### Problem
Quote, without change, all of the lines that follow.

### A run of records
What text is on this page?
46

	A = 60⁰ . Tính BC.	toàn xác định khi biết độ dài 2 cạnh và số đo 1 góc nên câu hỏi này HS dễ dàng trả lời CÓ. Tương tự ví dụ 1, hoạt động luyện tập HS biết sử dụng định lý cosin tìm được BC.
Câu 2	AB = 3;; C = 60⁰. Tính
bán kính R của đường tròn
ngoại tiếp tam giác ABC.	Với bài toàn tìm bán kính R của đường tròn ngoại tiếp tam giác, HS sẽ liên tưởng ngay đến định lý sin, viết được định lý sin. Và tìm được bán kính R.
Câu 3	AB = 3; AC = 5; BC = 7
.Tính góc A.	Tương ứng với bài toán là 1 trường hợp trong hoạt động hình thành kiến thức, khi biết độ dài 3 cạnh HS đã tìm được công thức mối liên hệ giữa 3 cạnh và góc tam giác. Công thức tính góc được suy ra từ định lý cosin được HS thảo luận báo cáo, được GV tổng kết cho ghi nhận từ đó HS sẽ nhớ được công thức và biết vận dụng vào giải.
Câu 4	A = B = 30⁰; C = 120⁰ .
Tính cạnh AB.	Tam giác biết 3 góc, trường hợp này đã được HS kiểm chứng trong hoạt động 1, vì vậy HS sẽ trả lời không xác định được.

### Task solution
What text is on this page?
46

	A = 60⁰ . Tính BC.	toàn xác định khi biết độ dài 2 cạnh và số đo 1 góc nên câu hỏi này HS dễ dàng trả lời CÓ. Tương tự ví dụ 1, hoạt động luyện tập HS biết sử dụng định lý cosin tìm được BC.
Câu 2	AB = 3;; C = 60⁰. Tính
bán kính R của đường tròn
ngoại tiếp tam giác ABC.	Với bài toàn tìm bán kính R của đường tròn ngoại tiếp tam giác, HS sẽ liên tưởng ngay đến định lý sin, viết được định lý sin. Và tìm được bán kính R.
Câu 3	AB = 3; AC = 5; BC = 7
.Tính góc A.	Tương ứng với bài toán là 1 trường hợp trong hoạt động hình thành kiến thức, khi biết độ dài 3 cạnh HS đã tìm được công thức mối liên hệ giữa 3 cạnh và góc tam giác. Công thức tính góc được suy ra từ định lý cosin được HS thảo luận báo cáo, được GV tổng kết cho ghi nhận từ đó HS sẽ nhớ được công thức và biết vận dụng vào giải.
Câu 4	A = B = 30⁰; C = 120⁰ .
Tính cạnh AB.	Tam giác biết 3 góc, trường hợp này đã được HS kiểm chứng trong hoạt động 1, vì vậy HS sẽ trả lời không xác định được.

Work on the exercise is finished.